■ **SET PROBLEM**
Please quote the material exactly, every line of it.

■ **PROVIDED MATERIAL**
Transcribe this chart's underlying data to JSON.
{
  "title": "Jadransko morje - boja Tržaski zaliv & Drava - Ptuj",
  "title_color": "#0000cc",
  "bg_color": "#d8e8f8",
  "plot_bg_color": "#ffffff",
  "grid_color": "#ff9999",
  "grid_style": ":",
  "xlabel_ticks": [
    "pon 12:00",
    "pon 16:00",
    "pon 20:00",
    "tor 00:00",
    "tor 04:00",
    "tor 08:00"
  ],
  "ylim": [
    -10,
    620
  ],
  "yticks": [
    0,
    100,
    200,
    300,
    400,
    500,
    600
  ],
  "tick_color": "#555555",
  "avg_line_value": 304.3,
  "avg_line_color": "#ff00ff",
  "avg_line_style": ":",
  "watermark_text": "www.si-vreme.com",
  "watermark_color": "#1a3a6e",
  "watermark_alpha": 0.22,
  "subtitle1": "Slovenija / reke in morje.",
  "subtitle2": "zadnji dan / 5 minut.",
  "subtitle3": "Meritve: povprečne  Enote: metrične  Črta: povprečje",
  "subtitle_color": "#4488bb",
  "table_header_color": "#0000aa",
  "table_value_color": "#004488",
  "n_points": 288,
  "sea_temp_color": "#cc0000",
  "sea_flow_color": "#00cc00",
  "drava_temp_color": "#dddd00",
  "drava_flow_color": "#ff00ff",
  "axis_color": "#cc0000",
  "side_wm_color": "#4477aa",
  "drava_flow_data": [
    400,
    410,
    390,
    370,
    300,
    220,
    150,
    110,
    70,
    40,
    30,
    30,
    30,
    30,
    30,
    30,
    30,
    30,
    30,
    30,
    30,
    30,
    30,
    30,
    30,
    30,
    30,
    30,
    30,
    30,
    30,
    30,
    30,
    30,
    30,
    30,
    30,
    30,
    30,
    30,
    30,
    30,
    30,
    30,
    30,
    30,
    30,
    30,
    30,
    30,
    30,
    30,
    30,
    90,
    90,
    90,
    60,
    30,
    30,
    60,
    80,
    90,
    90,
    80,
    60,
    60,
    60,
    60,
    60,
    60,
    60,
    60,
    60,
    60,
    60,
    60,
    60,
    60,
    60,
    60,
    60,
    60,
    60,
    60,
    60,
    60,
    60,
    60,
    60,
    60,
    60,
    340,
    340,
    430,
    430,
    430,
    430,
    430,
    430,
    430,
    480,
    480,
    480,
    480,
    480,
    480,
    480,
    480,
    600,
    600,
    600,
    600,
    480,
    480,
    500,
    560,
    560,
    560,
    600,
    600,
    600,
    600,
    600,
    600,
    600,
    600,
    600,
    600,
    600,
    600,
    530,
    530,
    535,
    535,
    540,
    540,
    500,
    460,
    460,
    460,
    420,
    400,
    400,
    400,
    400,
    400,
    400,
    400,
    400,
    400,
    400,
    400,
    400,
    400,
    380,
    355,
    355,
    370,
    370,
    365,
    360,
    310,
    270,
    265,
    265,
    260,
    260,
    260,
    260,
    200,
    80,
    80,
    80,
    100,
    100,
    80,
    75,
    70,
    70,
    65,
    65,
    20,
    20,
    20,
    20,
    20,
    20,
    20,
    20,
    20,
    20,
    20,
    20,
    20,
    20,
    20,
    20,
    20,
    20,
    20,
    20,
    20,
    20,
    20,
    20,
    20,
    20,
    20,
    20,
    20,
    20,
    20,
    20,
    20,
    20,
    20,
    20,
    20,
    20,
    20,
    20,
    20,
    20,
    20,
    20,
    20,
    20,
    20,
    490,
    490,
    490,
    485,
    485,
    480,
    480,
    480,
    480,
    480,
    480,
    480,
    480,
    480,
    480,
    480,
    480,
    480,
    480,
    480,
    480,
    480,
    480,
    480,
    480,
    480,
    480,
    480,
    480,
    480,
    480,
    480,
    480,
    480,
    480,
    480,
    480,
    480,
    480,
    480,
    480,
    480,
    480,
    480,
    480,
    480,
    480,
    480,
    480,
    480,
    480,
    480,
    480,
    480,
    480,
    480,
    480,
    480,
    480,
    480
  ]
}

■ **TASK RESPONSE**
Transcribe this chart's underlying data to JSON.
{
  "title": "Jadransko morje - boja Tržaski zaliv & Drava - Ptuj",
  "title_color": "#0000cc",
  "bg_color": "#d8e8f8",
  "plot_bg_color": "#ffffff",
  "grid_color": "#ff9999",
  "grid_style": ":",
  "xlabel_ticks": [
    "pon 12:00",
    "pon 16:00",
    "pon 20:00",
    "tor 00:00",
    "tor 04:00",
    "tor 08:00"
  ],
  "ylim": [
    -10,
    620
  ],
  "yticks": [
    0,
    100,
    200,
    300,
    400,
    500,
    600
  ],
  "tick_color": "#555555",
  "avg_line_value": 304.3,
  "avg_line_color": "#ff00ff",
  "avg_line_style": ":",
  "watermark_text": "www.si-vreme.com",
  "watermark_color": "#1a3a6e",
  "watermark_alpha": 0.22,
  "subtitle1": "Slovenija / reke in morje.",
  "subtitle2": "zadnji dan / 5 minut.",
  "subtitle3": "Meritve: povprečne  Enote: metrične  Črta: povprečje",
  "subtitle_color": "#4488bb",
  "table_header_color": "#0000aa",
  "table_value_color": "#004488",
  "n_points": 288,
  "sea_temp_color": "#cc0000",
  "sea_flow_color": "#00cc00",
  "drava_temp_color": "#dddd00",
  "drava_flow_color": "#ff00ff",
  "axis_color": "#cc0000",
  "side_wm_color": "#4477aa",
  "drava_flow_data": [
    400,
    410,
    390,
    370,
    300,
    220,
    150,
    110,
    70,
    40,
    30,
    30,
    30,
    30,
    30,
    30,
    30,
    30,
    30,
    30,
    30,
    30,
    30,
    30,
    30,
    30,
    30,
    30,
    30,
    30,
    30,
    30,
    30,
    30,
    30,
    30,
    30,
    30,
    30,
    30,
    30,
    30,
    30,
    30,
    30,
    30,
    30,
    30,
    30,
    30,
    30,
    30,
    30,
    90,
    90,
    90,
    60,
    30,
    30,
    60,
    80,
    90,
    90,
    80,
    60,
    60,
    60,
    60,
    60,
    60,
    60,
    60,
    60,
    60,
    60,
    60,
    60,
    60,
    60,
    60,
    60,
    60,
    60,
    60,
    60,
    60,
    60,
    60,
    60,
    60,
    60,
    340,
    340,
    430,
    430,
    430,
    430,
    430,
    430,
    430,
    480,
    480,
    480,
    480,
    480,
    480,
    480,
    480,
    600,
    600,
    600,
    600,
    480,
    480,
    500,
    560,
    560,
    560,
    600,
    600,
    600,
    600,
    600,
    600,
    600,
    600,
    600,
    600,
    600,
    600,
    530,
    530,
    535,
    535,
    540,
    540,
    500,
    460,
    460,
    460,
    420,
    400,
    400,
    400,
    400,
    400,
    400,
    400,
    400,
    400,
    400,
    400,
    400,
    400,
    380,
    355,
    355,
    370,
    370,
    365,
    360,
    310,
    270,
    265,
    265,
    260,
    260,
    260,
    260,
    200,
    80,
    80,
    80,
    100,
    100,
    80,
    75,
    70,
    70,
    65,
    65,
    20,
    20,
    20,
    20,
    20,
    20,
    20,
    20,
    20,
    20,
    20,
    20,
    20,
    20,
    20,
    20,
    20,
    20,
    20,
    20,
    20,
    20,
    20,
    20,
    20,
    20,
    20,
    20,
    20,
    20,
    20,
    20,
    20,
    20,
    20,
    20,
    20,
    20,
    20,
    20,
    20,
    20,
    20,
    20,
    20,
    20,
    20,
    490,
    490,
    490,
    485,
    485,
    480,
    480,
    480,
    480,
    480,
    480,
    480,
    480,
    480,
    480,
    480,
    480,
    480,
    480,
    480,
    480,
    480,
    480,
    480,
    480,
    480,
    480,
    480,
    480,
    480,
    480,
    480,
    480,
    480,
    480,
    480,
    480,
    480,
    480,
    480,
    480,
    480,
    480,
    480,
    480,
    480,
    480,
    480,
    480,
    480,
    480,
    480,
    480,
    480,
    480,
    480,
    480,
    480,
    480,
    480
  ]
}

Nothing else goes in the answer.